====== Task data ======

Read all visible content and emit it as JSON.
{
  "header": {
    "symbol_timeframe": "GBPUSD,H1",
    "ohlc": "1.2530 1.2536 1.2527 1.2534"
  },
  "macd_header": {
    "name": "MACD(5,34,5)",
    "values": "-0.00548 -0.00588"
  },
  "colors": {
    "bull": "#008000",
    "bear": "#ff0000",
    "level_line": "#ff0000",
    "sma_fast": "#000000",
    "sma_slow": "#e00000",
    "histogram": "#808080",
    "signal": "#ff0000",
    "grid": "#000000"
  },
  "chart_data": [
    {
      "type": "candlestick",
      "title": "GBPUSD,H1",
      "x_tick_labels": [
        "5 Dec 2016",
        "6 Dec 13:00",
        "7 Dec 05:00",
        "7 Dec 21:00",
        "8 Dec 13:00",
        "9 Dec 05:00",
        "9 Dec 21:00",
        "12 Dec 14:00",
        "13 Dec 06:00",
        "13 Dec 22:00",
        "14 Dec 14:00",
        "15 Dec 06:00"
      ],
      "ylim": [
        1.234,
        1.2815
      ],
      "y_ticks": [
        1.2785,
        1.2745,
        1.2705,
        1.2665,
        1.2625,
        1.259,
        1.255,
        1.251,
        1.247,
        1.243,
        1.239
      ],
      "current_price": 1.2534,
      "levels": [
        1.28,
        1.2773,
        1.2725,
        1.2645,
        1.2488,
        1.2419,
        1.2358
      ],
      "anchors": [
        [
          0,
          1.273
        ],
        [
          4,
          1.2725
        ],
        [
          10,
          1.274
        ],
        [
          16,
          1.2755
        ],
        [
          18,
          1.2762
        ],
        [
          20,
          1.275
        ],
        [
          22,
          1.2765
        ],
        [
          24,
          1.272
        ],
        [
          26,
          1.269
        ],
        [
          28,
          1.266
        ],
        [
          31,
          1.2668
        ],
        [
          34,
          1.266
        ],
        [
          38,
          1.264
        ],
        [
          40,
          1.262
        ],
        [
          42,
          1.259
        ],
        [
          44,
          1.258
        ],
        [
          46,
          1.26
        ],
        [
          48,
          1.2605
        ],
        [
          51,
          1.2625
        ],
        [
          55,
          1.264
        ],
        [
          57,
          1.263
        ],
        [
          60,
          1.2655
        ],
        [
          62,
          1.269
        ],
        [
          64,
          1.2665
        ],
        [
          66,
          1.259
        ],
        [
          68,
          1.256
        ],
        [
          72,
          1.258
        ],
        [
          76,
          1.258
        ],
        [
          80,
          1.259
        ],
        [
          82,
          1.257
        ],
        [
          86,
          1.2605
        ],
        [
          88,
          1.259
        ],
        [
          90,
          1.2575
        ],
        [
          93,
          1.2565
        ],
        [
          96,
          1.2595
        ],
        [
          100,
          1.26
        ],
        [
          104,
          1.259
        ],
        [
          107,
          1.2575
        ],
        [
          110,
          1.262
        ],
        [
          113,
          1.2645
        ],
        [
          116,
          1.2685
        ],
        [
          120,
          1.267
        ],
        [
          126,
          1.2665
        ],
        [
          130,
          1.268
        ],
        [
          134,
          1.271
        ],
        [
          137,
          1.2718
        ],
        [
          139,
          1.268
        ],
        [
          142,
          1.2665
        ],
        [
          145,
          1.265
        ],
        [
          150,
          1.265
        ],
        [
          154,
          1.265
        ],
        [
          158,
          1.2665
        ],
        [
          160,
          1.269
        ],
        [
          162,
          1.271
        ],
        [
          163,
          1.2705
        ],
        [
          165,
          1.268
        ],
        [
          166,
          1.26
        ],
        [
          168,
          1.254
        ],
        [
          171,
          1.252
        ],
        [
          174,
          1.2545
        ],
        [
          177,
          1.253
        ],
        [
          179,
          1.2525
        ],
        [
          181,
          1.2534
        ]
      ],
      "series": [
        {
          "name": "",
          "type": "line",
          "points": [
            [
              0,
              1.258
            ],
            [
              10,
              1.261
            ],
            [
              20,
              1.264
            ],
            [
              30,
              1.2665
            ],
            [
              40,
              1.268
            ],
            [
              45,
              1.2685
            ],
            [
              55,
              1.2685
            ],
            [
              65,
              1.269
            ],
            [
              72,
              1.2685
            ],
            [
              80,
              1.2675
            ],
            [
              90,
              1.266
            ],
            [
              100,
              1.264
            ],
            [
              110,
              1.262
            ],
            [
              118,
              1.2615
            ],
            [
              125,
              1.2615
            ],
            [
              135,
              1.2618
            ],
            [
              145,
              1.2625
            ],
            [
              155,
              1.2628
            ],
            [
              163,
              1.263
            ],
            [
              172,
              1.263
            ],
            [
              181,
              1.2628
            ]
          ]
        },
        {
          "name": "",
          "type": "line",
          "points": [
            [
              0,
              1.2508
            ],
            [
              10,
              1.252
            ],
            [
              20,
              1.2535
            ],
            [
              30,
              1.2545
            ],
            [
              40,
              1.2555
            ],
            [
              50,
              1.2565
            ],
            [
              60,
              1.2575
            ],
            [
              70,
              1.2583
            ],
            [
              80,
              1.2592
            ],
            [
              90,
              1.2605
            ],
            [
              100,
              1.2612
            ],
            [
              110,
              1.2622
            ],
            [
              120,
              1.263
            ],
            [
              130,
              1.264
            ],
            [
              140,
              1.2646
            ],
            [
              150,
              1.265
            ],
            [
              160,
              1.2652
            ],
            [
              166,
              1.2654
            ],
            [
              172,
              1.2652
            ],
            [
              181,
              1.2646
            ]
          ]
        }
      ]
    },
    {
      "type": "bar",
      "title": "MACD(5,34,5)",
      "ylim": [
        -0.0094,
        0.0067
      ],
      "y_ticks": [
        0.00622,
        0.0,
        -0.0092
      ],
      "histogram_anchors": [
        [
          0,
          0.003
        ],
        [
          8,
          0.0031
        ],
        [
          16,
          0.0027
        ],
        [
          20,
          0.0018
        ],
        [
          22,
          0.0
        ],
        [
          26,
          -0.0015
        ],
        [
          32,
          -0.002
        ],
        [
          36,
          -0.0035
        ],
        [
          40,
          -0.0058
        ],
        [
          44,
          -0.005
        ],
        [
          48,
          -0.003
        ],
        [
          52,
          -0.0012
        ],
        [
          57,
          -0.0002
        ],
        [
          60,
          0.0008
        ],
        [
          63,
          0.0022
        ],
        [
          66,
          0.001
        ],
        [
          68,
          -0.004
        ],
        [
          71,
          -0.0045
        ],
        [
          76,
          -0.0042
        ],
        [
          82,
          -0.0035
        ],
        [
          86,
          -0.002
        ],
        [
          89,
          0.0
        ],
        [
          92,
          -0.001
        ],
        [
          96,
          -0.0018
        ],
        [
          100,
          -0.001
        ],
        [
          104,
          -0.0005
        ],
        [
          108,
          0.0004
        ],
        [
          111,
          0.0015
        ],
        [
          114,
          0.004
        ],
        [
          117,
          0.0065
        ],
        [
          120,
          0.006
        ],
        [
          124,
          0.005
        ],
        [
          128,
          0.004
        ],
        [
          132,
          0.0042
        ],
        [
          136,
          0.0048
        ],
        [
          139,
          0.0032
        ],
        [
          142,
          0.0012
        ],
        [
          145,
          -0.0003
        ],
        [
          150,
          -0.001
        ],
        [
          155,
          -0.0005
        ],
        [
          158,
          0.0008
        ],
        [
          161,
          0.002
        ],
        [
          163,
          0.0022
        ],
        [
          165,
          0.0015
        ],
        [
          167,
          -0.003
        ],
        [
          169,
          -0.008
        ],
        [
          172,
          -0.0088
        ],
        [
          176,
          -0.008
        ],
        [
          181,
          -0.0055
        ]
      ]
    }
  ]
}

======

» Challenge:
Filter out every line that lacks the word "GBPUSD", and copy the rest.

» Correct output:
    "symbol_timeframe": "GBPUSD,H1",
      "title": "GBPUSD,H1",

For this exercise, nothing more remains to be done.